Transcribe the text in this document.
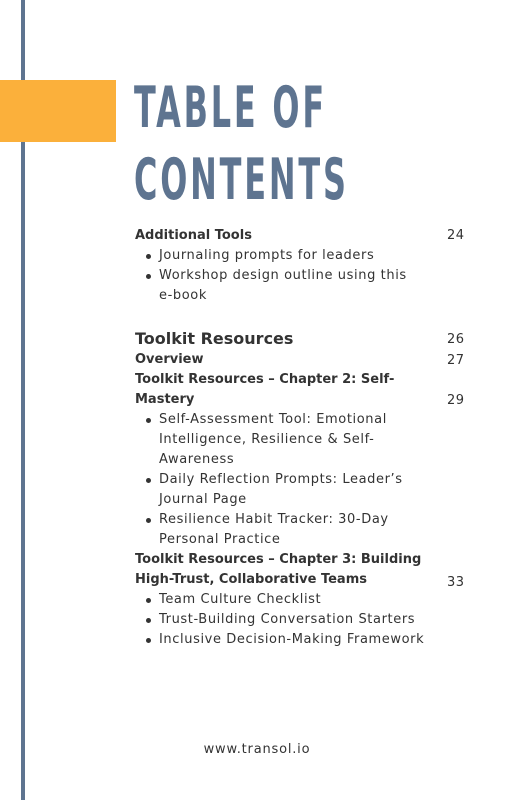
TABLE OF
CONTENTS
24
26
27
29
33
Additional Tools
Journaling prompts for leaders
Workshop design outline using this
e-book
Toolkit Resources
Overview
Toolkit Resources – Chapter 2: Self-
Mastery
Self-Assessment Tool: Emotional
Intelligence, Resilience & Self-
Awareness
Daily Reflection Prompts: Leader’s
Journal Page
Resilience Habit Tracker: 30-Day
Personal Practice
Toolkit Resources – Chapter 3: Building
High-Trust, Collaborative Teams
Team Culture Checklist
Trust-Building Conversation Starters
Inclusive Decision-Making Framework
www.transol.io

==========

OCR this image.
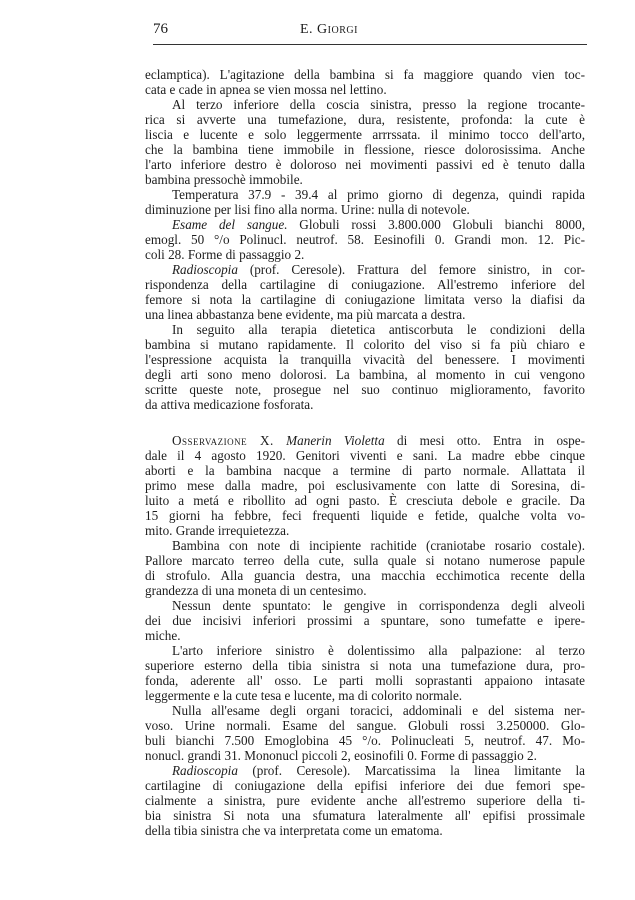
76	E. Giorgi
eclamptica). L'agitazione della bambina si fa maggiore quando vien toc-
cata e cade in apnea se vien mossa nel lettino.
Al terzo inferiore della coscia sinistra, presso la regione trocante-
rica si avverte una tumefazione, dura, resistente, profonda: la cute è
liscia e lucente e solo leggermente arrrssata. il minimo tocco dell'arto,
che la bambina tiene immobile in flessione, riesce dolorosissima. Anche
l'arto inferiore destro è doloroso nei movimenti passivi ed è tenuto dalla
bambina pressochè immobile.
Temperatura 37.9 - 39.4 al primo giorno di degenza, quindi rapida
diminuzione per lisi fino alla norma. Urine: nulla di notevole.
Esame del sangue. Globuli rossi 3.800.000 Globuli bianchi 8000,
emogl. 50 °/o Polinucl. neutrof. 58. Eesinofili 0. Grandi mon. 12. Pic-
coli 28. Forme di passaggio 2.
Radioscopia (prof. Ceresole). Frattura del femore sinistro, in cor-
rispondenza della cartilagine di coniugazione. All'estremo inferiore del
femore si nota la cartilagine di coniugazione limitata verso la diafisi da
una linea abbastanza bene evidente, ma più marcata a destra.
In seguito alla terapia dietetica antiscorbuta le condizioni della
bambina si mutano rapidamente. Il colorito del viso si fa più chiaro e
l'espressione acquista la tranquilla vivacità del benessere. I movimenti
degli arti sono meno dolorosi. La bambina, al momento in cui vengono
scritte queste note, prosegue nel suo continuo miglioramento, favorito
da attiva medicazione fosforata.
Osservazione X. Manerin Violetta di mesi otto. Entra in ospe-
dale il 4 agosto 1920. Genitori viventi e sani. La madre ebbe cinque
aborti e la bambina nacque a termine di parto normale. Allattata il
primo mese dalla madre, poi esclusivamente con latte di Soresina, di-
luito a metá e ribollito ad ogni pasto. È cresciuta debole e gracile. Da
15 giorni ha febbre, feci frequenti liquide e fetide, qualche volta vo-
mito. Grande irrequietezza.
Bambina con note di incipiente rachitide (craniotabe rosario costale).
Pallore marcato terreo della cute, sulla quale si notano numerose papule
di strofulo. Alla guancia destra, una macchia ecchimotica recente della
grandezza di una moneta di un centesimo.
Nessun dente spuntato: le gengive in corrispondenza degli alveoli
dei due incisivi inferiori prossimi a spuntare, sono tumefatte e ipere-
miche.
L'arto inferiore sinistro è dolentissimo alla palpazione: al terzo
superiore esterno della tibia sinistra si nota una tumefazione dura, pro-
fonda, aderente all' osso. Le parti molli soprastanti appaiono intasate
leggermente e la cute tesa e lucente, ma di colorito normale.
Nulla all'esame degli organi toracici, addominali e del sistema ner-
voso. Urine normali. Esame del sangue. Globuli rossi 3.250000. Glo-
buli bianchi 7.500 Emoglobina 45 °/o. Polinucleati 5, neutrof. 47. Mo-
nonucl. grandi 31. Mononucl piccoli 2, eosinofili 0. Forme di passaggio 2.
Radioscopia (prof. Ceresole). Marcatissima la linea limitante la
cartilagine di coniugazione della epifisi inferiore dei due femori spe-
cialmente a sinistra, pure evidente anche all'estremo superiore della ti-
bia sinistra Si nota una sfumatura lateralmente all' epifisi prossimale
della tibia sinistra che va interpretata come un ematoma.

==========

● **WHAT THE EXERCISE ASKS**: Which lines include the word "Globuli"? Copy every one of them.

● **THE ANSWER**:
Esame del sangue. Globuli rossi 3.800.000 Globuli bianchi 8000,
voso. Urine normali. Esame del sangue. Globuli rossi 3.250000. Glo-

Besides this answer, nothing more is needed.